#### YOUR OBJECTIVE
Extract every line where the string "function" appears.

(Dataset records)
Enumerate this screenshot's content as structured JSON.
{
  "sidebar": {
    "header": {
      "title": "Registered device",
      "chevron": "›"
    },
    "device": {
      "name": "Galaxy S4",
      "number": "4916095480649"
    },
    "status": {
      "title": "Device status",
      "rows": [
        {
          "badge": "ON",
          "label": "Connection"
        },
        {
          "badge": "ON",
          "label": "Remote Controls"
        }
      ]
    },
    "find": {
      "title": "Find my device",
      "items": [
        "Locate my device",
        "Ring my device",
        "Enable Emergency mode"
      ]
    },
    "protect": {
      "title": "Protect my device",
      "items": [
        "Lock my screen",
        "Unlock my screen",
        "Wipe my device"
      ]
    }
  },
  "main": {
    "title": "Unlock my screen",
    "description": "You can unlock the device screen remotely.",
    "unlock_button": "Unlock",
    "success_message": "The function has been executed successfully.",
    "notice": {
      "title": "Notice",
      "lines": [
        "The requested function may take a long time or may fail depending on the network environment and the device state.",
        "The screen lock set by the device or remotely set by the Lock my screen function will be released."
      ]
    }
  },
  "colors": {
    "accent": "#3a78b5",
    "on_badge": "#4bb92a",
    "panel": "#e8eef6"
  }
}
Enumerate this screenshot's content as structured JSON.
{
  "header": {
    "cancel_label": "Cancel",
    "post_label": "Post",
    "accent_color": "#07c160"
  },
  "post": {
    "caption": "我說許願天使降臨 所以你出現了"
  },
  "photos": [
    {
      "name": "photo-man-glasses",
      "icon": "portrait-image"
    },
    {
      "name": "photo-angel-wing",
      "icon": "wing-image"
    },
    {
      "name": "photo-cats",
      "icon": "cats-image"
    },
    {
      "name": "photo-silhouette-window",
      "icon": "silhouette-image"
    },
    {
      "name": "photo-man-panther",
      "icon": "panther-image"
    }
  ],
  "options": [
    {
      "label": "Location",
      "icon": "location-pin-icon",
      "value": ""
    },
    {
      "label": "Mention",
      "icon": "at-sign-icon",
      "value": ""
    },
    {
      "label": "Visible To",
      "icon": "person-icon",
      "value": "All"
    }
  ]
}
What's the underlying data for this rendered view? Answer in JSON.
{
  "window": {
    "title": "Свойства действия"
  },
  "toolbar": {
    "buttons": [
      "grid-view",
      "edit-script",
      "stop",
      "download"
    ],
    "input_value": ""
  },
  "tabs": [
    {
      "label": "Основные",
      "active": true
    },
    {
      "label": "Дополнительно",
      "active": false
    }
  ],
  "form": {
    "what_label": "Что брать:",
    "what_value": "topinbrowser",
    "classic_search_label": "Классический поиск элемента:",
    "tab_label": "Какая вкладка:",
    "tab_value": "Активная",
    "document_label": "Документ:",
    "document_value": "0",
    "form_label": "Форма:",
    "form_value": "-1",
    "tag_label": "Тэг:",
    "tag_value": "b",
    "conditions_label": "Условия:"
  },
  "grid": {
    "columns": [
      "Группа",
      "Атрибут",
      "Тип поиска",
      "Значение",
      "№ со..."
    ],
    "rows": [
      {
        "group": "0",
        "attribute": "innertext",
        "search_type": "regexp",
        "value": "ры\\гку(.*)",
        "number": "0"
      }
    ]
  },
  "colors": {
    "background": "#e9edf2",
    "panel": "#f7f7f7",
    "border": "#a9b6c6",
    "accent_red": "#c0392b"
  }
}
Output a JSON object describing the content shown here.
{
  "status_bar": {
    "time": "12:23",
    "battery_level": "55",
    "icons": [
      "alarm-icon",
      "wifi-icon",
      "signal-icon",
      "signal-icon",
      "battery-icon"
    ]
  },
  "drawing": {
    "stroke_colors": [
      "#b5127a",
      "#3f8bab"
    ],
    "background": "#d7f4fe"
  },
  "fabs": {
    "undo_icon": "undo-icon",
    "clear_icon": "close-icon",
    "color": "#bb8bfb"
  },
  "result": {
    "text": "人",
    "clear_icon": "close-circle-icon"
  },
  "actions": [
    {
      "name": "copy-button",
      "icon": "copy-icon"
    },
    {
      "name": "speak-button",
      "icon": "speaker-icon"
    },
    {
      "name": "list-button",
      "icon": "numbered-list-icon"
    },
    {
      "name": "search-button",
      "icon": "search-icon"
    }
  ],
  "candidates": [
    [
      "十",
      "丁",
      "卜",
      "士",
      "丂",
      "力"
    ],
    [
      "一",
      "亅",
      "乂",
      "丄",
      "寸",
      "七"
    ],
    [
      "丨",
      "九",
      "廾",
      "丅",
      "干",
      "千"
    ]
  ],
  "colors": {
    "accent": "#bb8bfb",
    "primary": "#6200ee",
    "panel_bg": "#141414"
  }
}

#### WRITTEN REPLY
    "success_message": "The function has been executed successfully.",
        "The requested function may take a long time or may fail depending on the network environment and the device state.",
        "The screen lock set by the device or remotely set by the Lock my screen function will be released."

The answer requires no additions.